-- YOUR OBJECTIVE --
Quote exactly the lines from the one with "Convert this screenshot" to the end of the data, both included; omit the pictures.
** Start of DATA SUPPLIED **
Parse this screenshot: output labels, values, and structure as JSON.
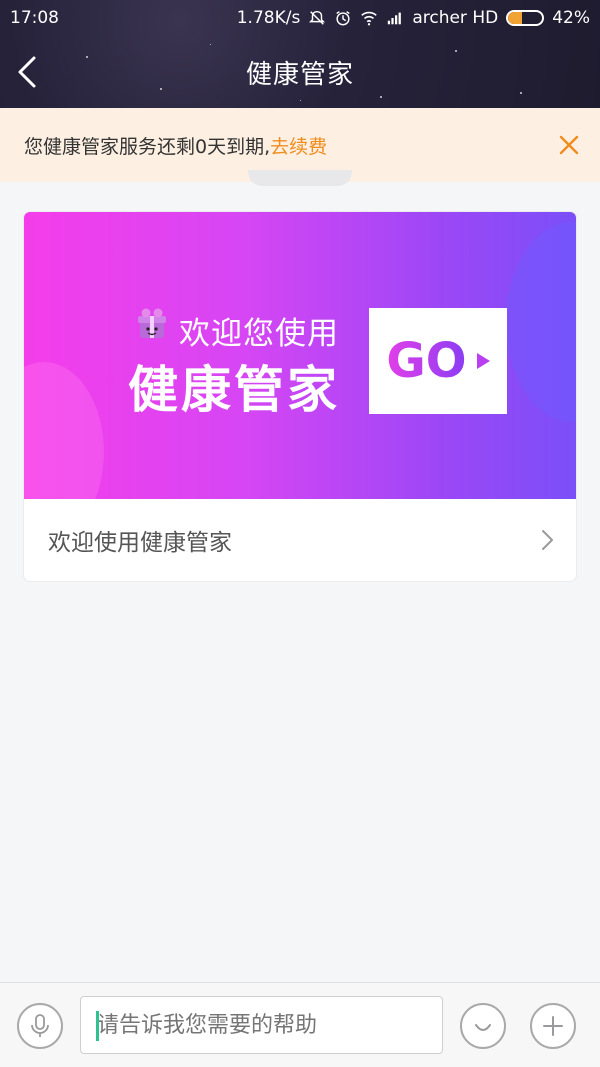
{
  "status_bar": {
    "time": "17:08",
    "network_speed": "1.78K/s",
    "carrier": "archer HD",
    "battery_percent_text": "42%",
    "battery_level": 0.42
  },
  "nav": {
    "title": "健康管家",
    "back_icon": "chevron-left-icon"
  },
  "notice": {
    "message": "您健康管家服务还剩0天到期,",
    "link": "去续费",
    "link_color": "#f08c1d",
    "close_icon": "close-icon"
  },
  "card": {
    "banner": {
      "line1": "欢迎您使用",
      "line2": "健康管家",
      "button": "GO",
      "gradient_start": "#f53dea",
      "gradient_end": "#7b4ff8"
    },
    "row_label": "欢迎使用健康管家"
  },
  "input_bar": {
    "placeholder": "请告诉我您需要的帮助",
    "voice_icon": "microphone-icon",
    "emoji_icon": "smiley-icon",
    "add_icon": "plus-icon"
  }
}
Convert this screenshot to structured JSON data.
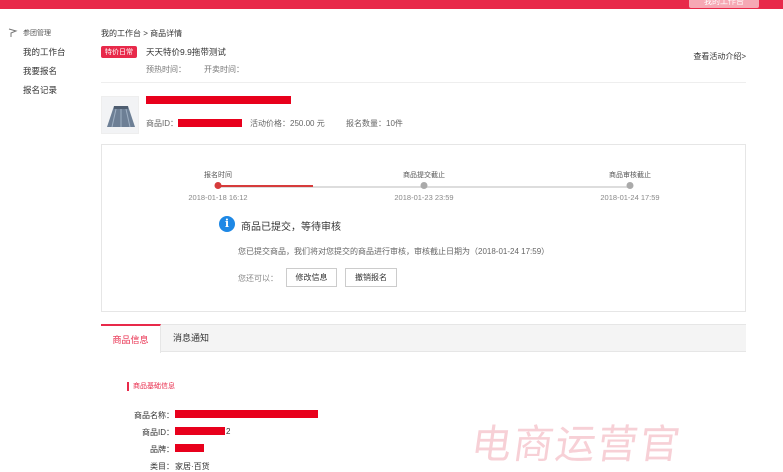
{
  "header": {
    "workbench_button": "我的工作台"
  },
  "sidebar": {
    "section": "参团管理",
    "items": [
      {
        "label": "我的工作台"
      },
      {
        "label": "我要报名"
      },
      {
        "label": "报名记录"
      }
    ]
  },
  "breadcrumb": "我的工作台 > 商品详情",
  "activity": {
    "tag": "特价日常",
    "title": "天天特价9.9拖带测试",
    "preheat_label": "预热时间：",
    "open_label": "开卖时间：",
    "view_intro": "查看活动介绍>"
  },
  "product": {
    "id_label": "商品ID：",
    "price_text": "活动价格：250.00 元",
    "quantity_text": "报名数量：10件"
  },
  "progress": {
    "filled_fraction": 0.23,
    "steps": [
      {
        "label": "报名时间",
        "date": "2018-01-18 16:12"
      },
      {
        "label": "商品提交截止",
        "date": "2018-01-23 23:59"
      },
      {
        "label": "商品审核截止",
        "date": "2018-01-24 17:59"
      }
    ]
  },
  "status": {
    "icon": "info-icon",
    "title": "商品已提交，等待审核",
    "description": "您已提交商品，我们将对您提交的商品进行审核，审核截止日期为（2018-01-24 17:59）",
    "can_label": "您还可以：",
    "edit_button": "修改信息",
    "cancel_button": "撤销报名"
  },
  "tabs": [
    {
      "label": "商品信息"
    },
    {
      "label": "消息通知"
    }
  ],
  "details": {
    "section_title": "商品基础信息",
    "fields": [
      {
        "label": "商品名称：",
        "value": ""
      },
      {
        "label": "商品ID：",
        "value": "2"
      },
      {
        "label": "品牌：",
        "value": ""
      },
      {
        "label": "类目：",
        "value": "家居·百货"
      }
    ]
  },
  "watermark": "电商运营官",
  "colors": {
    "accent": "#e8294a",
    "redact": "#e8001c",
    "info": "#1e88e5"
  }
}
** End of DATA SUPPLIED **
-- PROBLEM SOLUTION --
Convert this screenshot to structured JSON data.
{
  "header": {
    "workbench_button": "我的工作台"
  },
  "sidebar": {
    "section": "参团管理",
    "items": [
      {
        "label": "我的工作台"
      },
      {
        "label": "我要报名"
      },
      {
        "label": "报名记录"
      }
    ]
  },
  "breadcrumb": "我的工作台 > 商品详情",
  "activity": {
    "tag": "特价日常",
    "title": "天天特价9.9拖带测试",
    "preheat_label": "预热时间：",
    "open_label": "开卖时间：",
    "view_intro": "查看活动介绍>"
  },
  "product": {
    "id_label": "商品ID：",
    "price_text": "活动价格：250.00 元",
    "quantity_text": "报名数量：10件"
  },
  "progress": {
    "filled_fraction": 0.23,
    "steps": [
      {
        "label": "报名时间",
        "date": "2018-01-18 16:12"
      },
      {
        "label": "商品提交截止",
        "date": "2018-01-23 23:59"
      },
      {
        "label": "商品审核截止",
        "date": "2018-01-24 17:59"
      }
    ]
  },
  "status": {
    "icon": "info-icon",
    "title": "商品已提交，等待审核",
    "description": "您已提交商品，我们将对您提交的商品进行审核，审核截止日期为（2018-01-24 17:59）",
    "can_label": "您还可以：",
    "edit_button": "修改信息",
    "cancel_button": "撤销报名"
  },
  "tabs": [
    {
      "label": "商品信息"
    },
    {
      "label": "消息通知"
    }
  ],
  "details": {
    "section_title": "商品基础信息",
    "fields": [
      {
        "label": "商品名称：",
        "value": ""
      },
      {
        "label": "商品ID：",
        "value": "2"
      },
      {
        "label": "品牌：",
        "value": ""
      },
      {
        "label": "类目：",
        "value": "家居·百货"
      }
    ]
  },
  "watermark": "电商运营官",
  "colors": {
    "accent": "#e8294a",
    "redact": "#e8001c",
    "info": "#1e88e5"
  }
}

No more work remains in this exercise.